▼▼▼

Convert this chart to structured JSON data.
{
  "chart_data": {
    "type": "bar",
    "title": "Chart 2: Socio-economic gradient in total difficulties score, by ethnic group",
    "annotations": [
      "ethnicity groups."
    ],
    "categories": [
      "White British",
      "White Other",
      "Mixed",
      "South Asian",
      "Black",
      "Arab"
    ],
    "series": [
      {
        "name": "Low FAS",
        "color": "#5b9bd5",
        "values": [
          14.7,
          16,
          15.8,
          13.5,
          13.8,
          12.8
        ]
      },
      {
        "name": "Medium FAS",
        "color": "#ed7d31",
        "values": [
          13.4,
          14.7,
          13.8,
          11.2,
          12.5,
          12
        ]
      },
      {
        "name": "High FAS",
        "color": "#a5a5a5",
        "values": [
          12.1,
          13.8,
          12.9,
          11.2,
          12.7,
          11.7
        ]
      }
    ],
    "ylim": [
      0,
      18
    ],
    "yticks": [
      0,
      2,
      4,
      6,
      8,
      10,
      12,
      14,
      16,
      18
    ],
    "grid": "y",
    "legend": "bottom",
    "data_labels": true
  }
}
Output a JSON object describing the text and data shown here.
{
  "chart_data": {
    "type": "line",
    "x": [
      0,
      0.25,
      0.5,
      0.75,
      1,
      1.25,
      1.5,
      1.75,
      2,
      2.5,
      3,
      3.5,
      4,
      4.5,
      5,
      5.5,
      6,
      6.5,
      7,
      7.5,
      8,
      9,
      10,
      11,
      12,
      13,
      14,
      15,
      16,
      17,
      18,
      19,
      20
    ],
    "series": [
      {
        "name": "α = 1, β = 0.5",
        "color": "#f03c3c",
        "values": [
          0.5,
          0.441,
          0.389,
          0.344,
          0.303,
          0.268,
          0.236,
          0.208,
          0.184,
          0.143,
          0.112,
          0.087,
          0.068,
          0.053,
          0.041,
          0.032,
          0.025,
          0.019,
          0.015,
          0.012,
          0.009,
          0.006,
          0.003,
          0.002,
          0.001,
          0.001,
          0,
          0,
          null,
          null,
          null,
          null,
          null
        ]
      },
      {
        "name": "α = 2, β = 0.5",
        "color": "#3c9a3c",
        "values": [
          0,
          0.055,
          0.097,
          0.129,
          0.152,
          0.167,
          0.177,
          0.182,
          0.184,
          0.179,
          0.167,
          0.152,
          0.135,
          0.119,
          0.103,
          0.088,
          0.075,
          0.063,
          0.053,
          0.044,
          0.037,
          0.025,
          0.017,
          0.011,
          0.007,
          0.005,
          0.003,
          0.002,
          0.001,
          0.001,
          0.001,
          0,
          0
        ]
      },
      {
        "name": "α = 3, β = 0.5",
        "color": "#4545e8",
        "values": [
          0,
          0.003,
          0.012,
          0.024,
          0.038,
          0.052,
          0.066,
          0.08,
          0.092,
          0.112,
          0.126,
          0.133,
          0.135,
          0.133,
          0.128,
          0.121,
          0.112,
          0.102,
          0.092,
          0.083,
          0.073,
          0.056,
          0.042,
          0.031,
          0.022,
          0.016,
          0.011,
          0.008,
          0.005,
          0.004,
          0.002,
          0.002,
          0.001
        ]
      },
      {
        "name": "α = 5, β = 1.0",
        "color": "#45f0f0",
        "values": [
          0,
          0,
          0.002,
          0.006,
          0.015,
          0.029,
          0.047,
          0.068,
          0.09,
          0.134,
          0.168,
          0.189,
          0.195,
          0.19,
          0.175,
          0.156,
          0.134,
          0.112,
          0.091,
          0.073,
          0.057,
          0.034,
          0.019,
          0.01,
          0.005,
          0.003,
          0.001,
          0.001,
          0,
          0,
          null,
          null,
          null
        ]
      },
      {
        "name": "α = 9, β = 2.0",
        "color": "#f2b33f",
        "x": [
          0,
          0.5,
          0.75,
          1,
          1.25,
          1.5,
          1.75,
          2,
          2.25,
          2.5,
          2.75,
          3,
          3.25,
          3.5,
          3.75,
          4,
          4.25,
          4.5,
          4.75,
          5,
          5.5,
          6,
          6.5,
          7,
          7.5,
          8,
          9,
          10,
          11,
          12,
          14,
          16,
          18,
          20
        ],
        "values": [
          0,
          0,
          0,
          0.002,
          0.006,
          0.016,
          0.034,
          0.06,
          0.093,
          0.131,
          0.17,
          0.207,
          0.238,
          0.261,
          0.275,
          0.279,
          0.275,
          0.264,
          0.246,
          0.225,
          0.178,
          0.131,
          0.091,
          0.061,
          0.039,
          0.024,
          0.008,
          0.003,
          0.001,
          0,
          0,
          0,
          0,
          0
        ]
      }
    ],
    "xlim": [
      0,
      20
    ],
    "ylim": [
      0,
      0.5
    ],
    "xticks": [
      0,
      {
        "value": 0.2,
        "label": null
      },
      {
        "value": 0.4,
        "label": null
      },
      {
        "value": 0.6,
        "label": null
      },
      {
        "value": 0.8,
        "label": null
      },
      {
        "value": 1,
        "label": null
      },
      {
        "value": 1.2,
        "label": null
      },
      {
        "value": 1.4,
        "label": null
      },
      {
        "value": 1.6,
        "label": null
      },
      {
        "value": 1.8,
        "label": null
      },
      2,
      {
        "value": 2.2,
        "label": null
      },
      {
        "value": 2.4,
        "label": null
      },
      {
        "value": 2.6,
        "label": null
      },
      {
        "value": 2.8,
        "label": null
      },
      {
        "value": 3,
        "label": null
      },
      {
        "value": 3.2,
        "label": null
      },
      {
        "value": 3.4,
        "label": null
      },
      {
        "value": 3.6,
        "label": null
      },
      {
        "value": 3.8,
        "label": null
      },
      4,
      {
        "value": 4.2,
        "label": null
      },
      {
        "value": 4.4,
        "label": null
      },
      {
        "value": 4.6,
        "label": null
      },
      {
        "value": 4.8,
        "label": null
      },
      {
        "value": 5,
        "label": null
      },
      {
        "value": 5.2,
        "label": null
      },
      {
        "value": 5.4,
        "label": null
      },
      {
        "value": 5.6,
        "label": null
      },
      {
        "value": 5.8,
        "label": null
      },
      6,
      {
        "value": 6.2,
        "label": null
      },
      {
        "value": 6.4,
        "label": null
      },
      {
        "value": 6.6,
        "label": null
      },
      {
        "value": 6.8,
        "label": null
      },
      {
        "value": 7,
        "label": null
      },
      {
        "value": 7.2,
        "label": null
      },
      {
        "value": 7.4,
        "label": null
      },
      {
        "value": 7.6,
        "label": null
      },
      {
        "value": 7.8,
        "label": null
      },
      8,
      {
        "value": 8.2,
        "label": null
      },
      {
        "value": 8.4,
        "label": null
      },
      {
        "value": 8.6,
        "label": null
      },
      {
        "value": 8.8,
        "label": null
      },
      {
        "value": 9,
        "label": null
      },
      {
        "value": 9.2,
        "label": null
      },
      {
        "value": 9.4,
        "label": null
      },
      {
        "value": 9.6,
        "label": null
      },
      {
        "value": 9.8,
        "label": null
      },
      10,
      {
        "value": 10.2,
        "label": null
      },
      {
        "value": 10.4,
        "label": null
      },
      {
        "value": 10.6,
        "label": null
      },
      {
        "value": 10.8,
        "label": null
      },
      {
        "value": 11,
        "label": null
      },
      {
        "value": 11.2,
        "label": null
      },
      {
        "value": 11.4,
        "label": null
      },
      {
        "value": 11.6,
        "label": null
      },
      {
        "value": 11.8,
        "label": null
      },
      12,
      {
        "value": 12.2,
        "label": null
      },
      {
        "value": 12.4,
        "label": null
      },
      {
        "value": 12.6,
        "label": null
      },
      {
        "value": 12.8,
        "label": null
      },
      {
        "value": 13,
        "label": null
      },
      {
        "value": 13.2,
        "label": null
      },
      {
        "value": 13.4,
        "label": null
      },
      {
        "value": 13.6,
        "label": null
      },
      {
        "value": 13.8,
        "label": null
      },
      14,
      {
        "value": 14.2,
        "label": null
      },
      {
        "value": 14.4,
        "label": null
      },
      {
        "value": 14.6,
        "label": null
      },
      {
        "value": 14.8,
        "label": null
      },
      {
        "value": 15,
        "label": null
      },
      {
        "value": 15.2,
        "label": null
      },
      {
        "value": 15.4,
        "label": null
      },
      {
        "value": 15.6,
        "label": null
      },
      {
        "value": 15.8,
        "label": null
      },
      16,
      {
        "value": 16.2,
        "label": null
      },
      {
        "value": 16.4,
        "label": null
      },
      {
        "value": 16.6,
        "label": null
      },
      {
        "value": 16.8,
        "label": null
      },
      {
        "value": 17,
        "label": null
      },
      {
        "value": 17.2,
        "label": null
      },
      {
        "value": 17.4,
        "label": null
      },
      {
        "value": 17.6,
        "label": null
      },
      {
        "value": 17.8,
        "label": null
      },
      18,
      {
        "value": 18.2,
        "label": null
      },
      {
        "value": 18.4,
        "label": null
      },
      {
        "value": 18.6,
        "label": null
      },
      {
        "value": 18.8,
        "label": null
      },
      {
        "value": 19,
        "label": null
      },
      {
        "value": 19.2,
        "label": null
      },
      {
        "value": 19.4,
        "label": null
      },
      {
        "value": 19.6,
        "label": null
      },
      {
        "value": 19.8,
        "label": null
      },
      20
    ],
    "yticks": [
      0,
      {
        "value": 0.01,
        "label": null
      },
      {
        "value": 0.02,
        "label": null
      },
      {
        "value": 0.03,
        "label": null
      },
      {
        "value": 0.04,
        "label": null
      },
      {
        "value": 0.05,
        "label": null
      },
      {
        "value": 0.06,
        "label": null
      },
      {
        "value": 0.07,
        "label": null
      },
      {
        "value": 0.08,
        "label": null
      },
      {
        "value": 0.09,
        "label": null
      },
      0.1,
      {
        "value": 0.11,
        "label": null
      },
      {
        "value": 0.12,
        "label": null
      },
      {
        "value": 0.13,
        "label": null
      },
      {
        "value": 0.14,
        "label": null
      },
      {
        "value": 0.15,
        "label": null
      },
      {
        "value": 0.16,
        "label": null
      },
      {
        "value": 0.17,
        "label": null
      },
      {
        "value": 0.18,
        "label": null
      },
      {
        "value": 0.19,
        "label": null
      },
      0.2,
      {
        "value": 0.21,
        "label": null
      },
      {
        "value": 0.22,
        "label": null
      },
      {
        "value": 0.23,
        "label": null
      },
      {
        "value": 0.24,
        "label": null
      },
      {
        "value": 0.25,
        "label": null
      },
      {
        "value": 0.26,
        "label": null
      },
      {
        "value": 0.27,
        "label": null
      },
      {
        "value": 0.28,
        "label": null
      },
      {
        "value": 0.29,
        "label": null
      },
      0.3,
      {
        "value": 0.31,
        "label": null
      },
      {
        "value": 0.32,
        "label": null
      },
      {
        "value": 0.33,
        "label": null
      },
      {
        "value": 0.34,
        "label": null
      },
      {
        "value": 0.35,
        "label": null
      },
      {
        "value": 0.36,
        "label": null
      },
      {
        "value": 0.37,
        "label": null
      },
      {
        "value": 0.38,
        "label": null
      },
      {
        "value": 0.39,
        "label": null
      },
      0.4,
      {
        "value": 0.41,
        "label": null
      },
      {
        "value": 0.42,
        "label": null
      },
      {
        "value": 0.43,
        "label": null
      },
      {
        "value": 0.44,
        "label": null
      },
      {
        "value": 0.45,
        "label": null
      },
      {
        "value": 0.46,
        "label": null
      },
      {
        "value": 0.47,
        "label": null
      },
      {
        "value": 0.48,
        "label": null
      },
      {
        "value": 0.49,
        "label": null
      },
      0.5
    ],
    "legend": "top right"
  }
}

▲▲▲

Task to complete: All lines holding the word "name" should be picked out and copied.

Solution to the exercise:
        "name": "Low FAS",
        "name": "Medium FAS",
        "name": "High FAS",
        "name": "α = 1, β = 0.5",
        "name": "α = 2, β = 0.5",
        "name": "α = 3, β = 0.5",
        "name": "α = 5, β = 1.0",
        "name": "α = 9, β = 2.0",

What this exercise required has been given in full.